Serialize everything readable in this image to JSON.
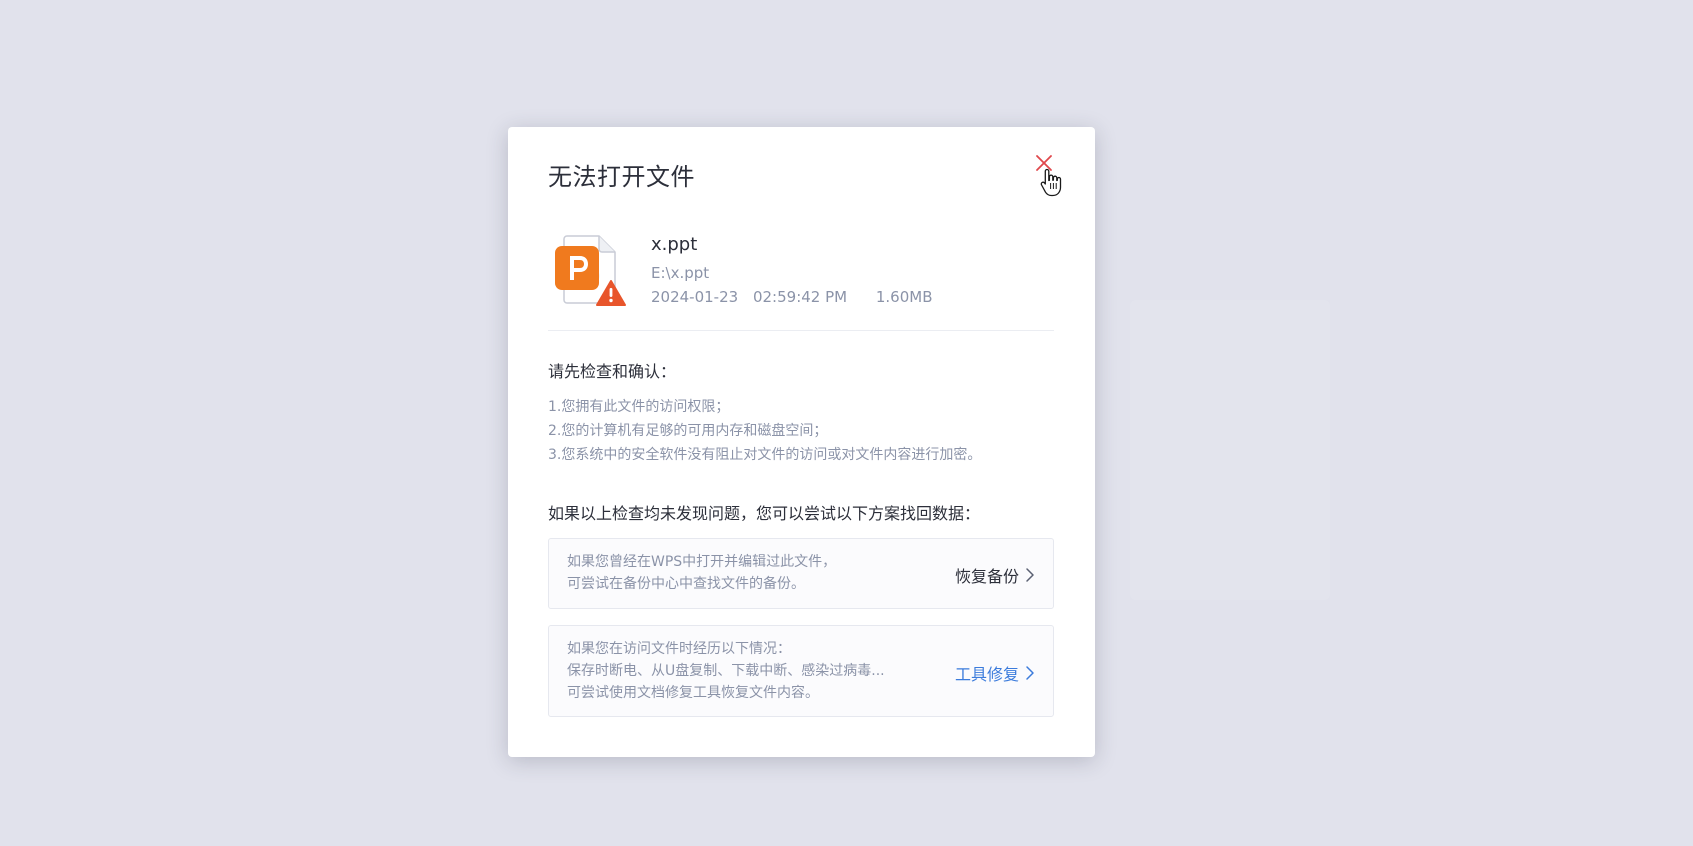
{
  "dialog": {
    "title": "无法打开文件",
    "file": {
      "name": "x.ppt",
      "path": "E:\\x.ppt",
      "date": "2024-01-23",
      "time": "02:59:42 PM",
      "size": "1.60MB",
      "icon": "ppt-file-warning-icon"
    },
    "check_heading": "请先检查和确认：",
    "check_items": [
      "1.您拥有此文件的访问权限；",
      "2.您的计算机有足够的可用内存和磁盘空间；",
      "3.您系统中的安全软件没有阻止对文件的访问或对文件内容进行加密。"
    ],
    "recover_heading": "如果以上检查均未发现问题，您可以尝试以下方案找回数据：",
    "options": [
      {
        "lines": [
          "如果您曾经在WPS中打开并编辑过此文件，",
          "可尝试在备份中心中查找文件的备份。"
        ],
        "action": "恢复备份"
      },
      {
        "lines": [
          "如果您在访问文件时经历以下情况：",
          "保存时断电、从U盘复制、下载中断、感染过病毒...",
          "可尝试使用文档修复工具恢复文件内容。"
        ],
        "action": "工具修复"
      }
    ]
  },
  "colors": {
    "background": "#e1e2ec",
    "close_icon": "#e0474c",
    "link_blue": "#3b7bdc",
    "ppt_orange": "#f07a1e",
    "warning_red": "#e8552b"
  }
}
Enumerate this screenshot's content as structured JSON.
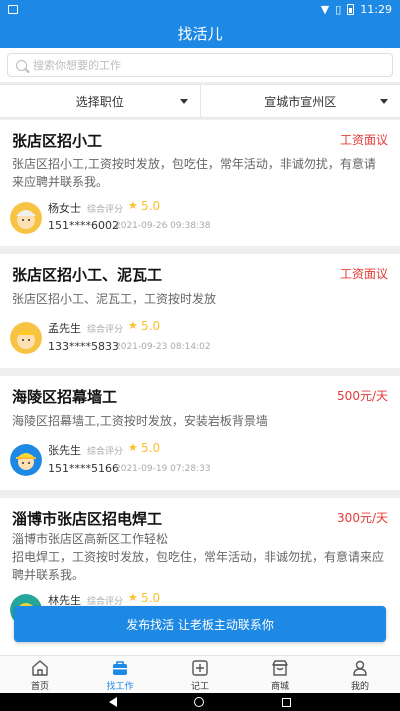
{
  "status_bar": {
    "time": "11:29",
    "icons": [
      "image-icon",
      "wifi-icon",
      "no-sim-icon",
      "battery-icon"
    ]
  },
  "header": {
    "title": "找活儿"
  },
  "search": {
    "placeholder": "搜索你想要的工作"
  },
  "filters": [
    {
      "label": "选择职位"
    },
    {
      "label": "宣城市宣州区"
    }
  ],
  "jobs": [
    {
      "title": "张店区招小工",
      "pay": "工资面议",
      "description": "张店区招小工,工资按时发放，包吃住，常年活动，非诚勿扰，有意请来应聘并联系我。",
      "poster": "杨女士",
      "score_label": "综合评分",
      "score": "5.0",
      "phone": "151****6002",
      "time": "2021-09-26 09:38:38"
    },
    {
      "title": "张店区招小工、泥瓦工",
      "pay": "工资面议",
      "description": "张店区招小工、泥瓦工，工资按时发放",
      "poster": "孟先生",
      "score_label": "综合评分",
      "score": "5.0",
      "phone": "133****5833",
      "time": "2021-09-23 08:14:02"
    },
    {
      "title": "海陵区招幕墙工",
      "pay": "500元/天",
      "description": "海陵区招幕墙工,工资按时发放，安装岩板背景墙",
      "poster": "张先生",
      "score_label": "综合评分",
      "score": "5.0",
      "phone": "151****5166",
      "time": "2021-09-19 07:28:33"
    },
    {
      "title": "淄博市张店区招电焊工",
      "pay": "300元/天",
      "description": "淄博市张店区高新区工作轻松\n招电焊工，工资按时发放，包吃住，常年活动，非诚勿扰，有意请来应聘并联系我。",
      "poster": "林先生",
      "score_label": "综合评分",
      "score": "5.0",
      "phone": "",
      "time": ""
    }
  ],
  "publish_button": {
    "label": "发布找活 让老板主动联系你"
  },
  "tabs": [
    {
      "label": "首页",
      "icon": "home-icon",
      "active": false
    },
    {
      "label": "找工作",
      "icon": "briefcase-icon",
      "active": true
    },
    {
      "label": "记工",
      "icon": "plus-square-icon",
      "active": false
    },
    {
      "label": "商城",
      "icon": "shop-icon",
      "active": false
    },
    {
      "label": "我的",
      "icon": "person-icon",
      "active": false
    }
  ],
  "colors": {
    "primary": "#1e88e5",
    "pay": "#e53935",
    "star": "#fbc02d"
  }
}
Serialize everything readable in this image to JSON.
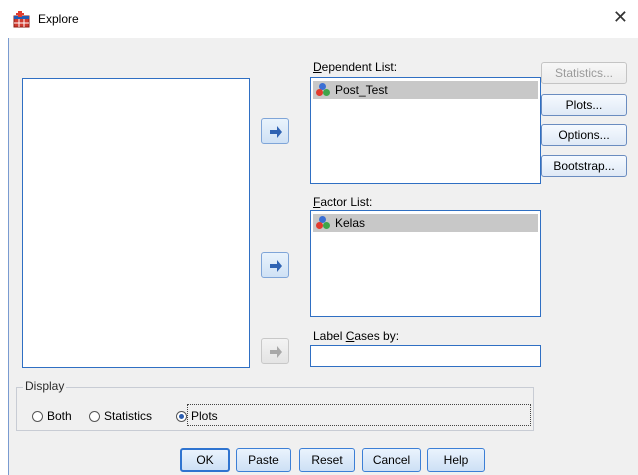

:::::

● **INSTRUCTIONS TO FOLLOW**
Write out each line of the data exactly; the images should be left out.

● **SOLUTION TO THE EXERCISE**
Serialize everything readable in this image to JSON.
{
  "dialog": {
    "title": "无法打开文件",
    "file": {
      "name": "x.ppt",
      "path": "E:\\x.ppt",
      "date": "2024-01-23",
      "time": "02:59:42 PM",
      "size": "1.60MB",
      "icon": "ppt-file-warning-icon"
    },
    "check_heading": "请先检查和确认：",
    "check_items": [
      "1.您拥有此文件的访问权限；",
      "2.您的计算机有足够的可用内存和磁盘空间；",
      "3.您系统中的安全软件没有阻止对文件的访问或对文件内容进行加密。"
    ],
    "recover_heading": "如果以上检查均未发现问题，您可以尝试以下方案找回数据：",
    "options": [
      {
        "lines": [
          "如果您曾经在WPS中打开并编辑过此文件，",
          "可尝试在备份中心中查找文件的备份。"
        ],
        "action": "恢复备份"
      },
      {
        "lines": [
          "如果您在访问文件时经历以下情况：",
          "保存时断电、从U盘复制、下载中断、感染过病毒...",
          "可尝试使用文档修复工具恢复文件内容。"
        ],
        "action": "工具修复"
      }
    ]
  },
  "colors": {
    "background": "#e1e2ec",
    "close_icon": "#e0474c",
    "link_blue": "#3b7bdc",
    "ppt_orange": "#f07a1e",
    "warning_red": "#e8552b"
  }
}
Enumerate this screenshot's content as structured JSON.
{
  "status_bar": {
    "time": "11:29",
    "icons": [
      "image-icon",
      "wifi-icon",
      "no-sim-icon",
      "battery-icon"
    ]
  },
  "header": {
    "title": "找活儿"
  },
  "search": {
    "placeholder": "搜索你想要的工作"
  },
  "filters": [
    {
      "label": "选择职位"
    },
    {
      "label": "宣城市宣州区"
    }
  ],
  "jobs": [
    {
      "title": "张店区招小工",
      "pay": "工资面议",
      "description": "张店区招小工,工资按时发放，包吃住，常年活动，非诚勿扰，有意请来应聘并联系我。",
      "poster": "杨女士",
      "score_label": "综合评分",
      "score": "5.0",
      "phone": "151****6002",
      "time": "2021-09-26 09:38:38"
    },
    {
      "title": "张店区招小工、泥瓦工",
      "pay": "工资面议",
      "description": "张店区招小工、泥瓦工，工资按时发放",
      "poster": "孟先生",
      "score_label": "综合评分",
      "score": "5.0",
      "phone": "133****5833",
      "time": "2021-09-23 08:14:02"
    },
    {
      "title": "海陵区招幕墙工",
      "pay": "500元/天",
      "description": "海陵区招幕墙工,工资按时发放，安装岩板背景墙",
      "poster": "张先生",
      "score_label": "综合评分",
      "score": "5.0",
      "phone": "151****5166",
      "time": "2021-09-19 07:28:33"
    },
    {
      "title": "淄博市张店区招电焊工",
      "pay": "300元/天",
      "description": "淄博市张店区高新区工作轻松\n招电焊工，工资按时发放，包吃住，常年活动，非诚勿扰，有意请来应聘并联系我。",
      "poster": "林先生",
      "score_label": "综合评分",
      "score": "5.0",
      "phone": "",
      "time": ""
    }
  ],
  "publish_button": {
    "label": "发布找活 让老板主动联系你"
  },
  "tabs": [
    {
      "label": "首页",
      "icon": "home-icon",
      "active": false
    },
    {
      "label": "找工作",
      "icon": "briefcase-icon",
      "active": true
    },
    {
      "label": "记工",
      "icon": "plus-square-icon",
      "active": false
    },
    {
      "label": "商城",
      "icon": "shop-icon",
      "active": false
    },
    {
      "label": "我的",
      "icon": "person-icon",
      "active": false
    }
  ],
  "colors": {
    "primary": "#1e88e5",
    "pay": "#e53935",
    "star": "#fbc02d"
  }
}
Serialize everything readable in this image to JSON.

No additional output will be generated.